═════ Data for this task ═════
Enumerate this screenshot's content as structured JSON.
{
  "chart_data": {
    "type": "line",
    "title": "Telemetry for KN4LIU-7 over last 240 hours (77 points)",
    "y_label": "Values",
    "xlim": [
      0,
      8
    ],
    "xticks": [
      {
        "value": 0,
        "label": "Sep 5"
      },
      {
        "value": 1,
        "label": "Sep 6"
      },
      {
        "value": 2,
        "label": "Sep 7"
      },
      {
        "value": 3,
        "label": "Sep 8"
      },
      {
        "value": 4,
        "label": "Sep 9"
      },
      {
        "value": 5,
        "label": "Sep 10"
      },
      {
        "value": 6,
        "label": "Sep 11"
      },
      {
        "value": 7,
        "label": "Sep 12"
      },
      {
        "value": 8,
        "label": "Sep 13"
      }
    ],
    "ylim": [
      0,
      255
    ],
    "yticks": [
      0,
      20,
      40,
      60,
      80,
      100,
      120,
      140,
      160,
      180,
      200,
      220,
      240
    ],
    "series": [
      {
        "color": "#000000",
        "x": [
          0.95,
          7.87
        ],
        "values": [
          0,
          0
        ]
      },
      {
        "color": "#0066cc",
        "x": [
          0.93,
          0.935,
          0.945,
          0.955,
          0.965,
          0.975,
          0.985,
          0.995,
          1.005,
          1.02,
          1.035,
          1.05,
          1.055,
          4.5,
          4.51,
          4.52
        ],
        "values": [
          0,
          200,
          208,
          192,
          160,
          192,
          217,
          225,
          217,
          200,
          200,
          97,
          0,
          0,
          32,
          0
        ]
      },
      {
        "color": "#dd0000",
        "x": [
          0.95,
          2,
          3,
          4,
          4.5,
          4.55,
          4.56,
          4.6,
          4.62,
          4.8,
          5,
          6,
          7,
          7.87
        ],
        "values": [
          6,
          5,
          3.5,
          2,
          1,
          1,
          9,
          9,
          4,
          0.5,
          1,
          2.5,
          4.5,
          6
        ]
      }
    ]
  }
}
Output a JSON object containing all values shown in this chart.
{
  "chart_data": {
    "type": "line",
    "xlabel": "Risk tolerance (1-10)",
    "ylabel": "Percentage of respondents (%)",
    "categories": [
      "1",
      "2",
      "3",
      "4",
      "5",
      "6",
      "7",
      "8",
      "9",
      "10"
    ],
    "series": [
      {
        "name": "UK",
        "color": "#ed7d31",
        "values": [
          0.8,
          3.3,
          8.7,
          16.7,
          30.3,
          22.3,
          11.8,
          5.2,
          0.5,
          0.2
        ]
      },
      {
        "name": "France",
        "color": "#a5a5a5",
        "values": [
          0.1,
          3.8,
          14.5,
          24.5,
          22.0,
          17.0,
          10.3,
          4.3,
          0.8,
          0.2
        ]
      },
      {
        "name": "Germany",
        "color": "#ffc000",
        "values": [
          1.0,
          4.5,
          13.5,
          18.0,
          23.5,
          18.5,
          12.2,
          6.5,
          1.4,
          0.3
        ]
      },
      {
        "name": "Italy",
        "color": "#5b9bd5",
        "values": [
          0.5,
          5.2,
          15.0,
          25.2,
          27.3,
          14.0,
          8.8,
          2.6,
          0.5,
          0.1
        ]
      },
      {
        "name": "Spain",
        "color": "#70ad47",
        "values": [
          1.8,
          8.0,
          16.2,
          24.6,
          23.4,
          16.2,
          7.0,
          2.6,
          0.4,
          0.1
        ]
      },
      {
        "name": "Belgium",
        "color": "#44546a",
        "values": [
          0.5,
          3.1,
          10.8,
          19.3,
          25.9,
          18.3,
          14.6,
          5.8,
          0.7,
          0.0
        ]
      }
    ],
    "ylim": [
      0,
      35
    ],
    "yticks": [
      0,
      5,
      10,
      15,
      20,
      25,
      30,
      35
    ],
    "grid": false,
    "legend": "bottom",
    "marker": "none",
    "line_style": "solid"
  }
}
═════
What needs to be done
Identify lines with the string "name". Copy each one.

Solution to this task
        "name": "UK",
        "name": "France",
        "name": "Germany",
        "name": "Italy",
        "name": "Spain",
        "name": "Belgium",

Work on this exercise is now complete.